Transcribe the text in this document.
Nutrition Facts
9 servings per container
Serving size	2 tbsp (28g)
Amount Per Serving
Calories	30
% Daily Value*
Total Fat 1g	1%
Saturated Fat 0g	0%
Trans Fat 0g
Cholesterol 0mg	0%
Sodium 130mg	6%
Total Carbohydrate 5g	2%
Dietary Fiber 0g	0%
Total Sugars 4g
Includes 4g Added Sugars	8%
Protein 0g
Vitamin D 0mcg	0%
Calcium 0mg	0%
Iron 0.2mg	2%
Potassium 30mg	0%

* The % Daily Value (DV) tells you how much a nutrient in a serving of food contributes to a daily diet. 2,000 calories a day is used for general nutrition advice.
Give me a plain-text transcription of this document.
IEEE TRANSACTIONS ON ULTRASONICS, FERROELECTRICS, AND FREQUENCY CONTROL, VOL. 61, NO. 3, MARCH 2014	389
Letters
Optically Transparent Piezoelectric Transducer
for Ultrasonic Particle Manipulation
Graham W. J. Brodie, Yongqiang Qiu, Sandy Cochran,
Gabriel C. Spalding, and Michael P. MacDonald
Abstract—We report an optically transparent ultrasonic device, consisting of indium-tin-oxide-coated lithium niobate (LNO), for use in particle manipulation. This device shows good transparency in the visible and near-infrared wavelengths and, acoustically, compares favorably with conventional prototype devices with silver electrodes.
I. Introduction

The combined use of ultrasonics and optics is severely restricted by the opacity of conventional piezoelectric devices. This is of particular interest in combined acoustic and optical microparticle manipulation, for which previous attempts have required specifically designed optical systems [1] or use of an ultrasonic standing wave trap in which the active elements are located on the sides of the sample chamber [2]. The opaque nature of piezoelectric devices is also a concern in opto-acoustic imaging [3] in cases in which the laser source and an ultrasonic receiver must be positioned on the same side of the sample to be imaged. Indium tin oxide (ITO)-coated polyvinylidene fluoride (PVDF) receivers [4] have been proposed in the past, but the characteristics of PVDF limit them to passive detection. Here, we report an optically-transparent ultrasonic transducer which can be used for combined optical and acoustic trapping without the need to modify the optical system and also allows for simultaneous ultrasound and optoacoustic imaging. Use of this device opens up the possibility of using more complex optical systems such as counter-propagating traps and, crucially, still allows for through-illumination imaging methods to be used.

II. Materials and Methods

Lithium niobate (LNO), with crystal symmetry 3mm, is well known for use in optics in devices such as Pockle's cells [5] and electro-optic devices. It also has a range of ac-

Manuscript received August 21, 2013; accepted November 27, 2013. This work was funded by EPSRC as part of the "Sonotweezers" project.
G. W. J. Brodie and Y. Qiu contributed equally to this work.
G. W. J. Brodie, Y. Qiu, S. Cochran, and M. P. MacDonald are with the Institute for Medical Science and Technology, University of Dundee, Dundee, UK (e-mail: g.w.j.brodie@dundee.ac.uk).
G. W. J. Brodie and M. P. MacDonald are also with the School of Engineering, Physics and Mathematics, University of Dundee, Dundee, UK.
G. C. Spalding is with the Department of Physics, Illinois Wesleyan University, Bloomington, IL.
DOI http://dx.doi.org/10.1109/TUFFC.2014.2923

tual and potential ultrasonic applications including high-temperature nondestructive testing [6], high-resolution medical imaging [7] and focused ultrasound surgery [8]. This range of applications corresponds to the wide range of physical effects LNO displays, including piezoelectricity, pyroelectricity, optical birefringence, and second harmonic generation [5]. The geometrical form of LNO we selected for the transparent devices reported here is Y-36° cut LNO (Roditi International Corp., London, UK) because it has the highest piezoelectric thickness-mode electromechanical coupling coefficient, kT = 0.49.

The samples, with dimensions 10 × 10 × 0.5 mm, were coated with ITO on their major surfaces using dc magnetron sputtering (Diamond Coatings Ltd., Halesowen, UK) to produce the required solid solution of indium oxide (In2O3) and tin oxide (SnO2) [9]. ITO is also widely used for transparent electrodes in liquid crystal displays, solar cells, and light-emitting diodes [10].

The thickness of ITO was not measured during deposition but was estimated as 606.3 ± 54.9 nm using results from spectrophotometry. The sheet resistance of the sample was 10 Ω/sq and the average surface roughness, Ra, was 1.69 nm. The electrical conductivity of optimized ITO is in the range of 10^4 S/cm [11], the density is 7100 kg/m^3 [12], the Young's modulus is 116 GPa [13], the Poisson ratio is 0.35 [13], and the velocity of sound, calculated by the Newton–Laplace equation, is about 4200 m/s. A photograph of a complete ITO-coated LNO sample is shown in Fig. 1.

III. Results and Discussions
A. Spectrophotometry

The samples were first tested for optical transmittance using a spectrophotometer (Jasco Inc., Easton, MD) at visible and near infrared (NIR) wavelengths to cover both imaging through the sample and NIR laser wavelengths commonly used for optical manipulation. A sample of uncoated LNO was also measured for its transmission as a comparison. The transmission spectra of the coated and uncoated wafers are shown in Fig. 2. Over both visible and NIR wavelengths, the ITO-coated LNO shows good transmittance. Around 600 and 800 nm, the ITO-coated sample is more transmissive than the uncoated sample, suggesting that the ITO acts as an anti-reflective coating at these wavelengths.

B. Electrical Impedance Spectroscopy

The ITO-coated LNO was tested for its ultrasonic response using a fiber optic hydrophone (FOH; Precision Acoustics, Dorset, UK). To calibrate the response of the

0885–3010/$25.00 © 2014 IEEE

#####

Exercise | Please copy every line from the entries that includes the word "were".

Expected output |
The samples, with dimensions 10 × 10 × 0.5 mm, were coated with ITO on their major surfaces using dc magnetron sputtering (Diamond Coatings Ltd., Halesowen, UK) to produce the required solid solution of indium oxide (In2O3) and tin oxide (SnO2) [9]. ITO is also widely used for transparent electrodes in liquid crystal displays, solar cells, and light-emitting diodes [10].
The samples were first tested for optical transmittance using a spectrophotometer (Jasco Inc., Easton, MD) at visible and near infrared (NIR) wavelengths to cover both imaging through the sample and NIR laser wavelengths commonly used for optical manipulation. A sample of uncoated LNO was also measured for its transmission as a comparison. The transmission spectra of the coated and uncoated wafers are shown in Fig. 2. Over both visible and NIR wavelengths, the ITO-coated LNO shows good transmittance. Around 600 and 800 nm, the ITO-coated sample is more transmissive than the uncoated sample, suggesting that the ITO acts as an anti-reflective coating at these wavelengths.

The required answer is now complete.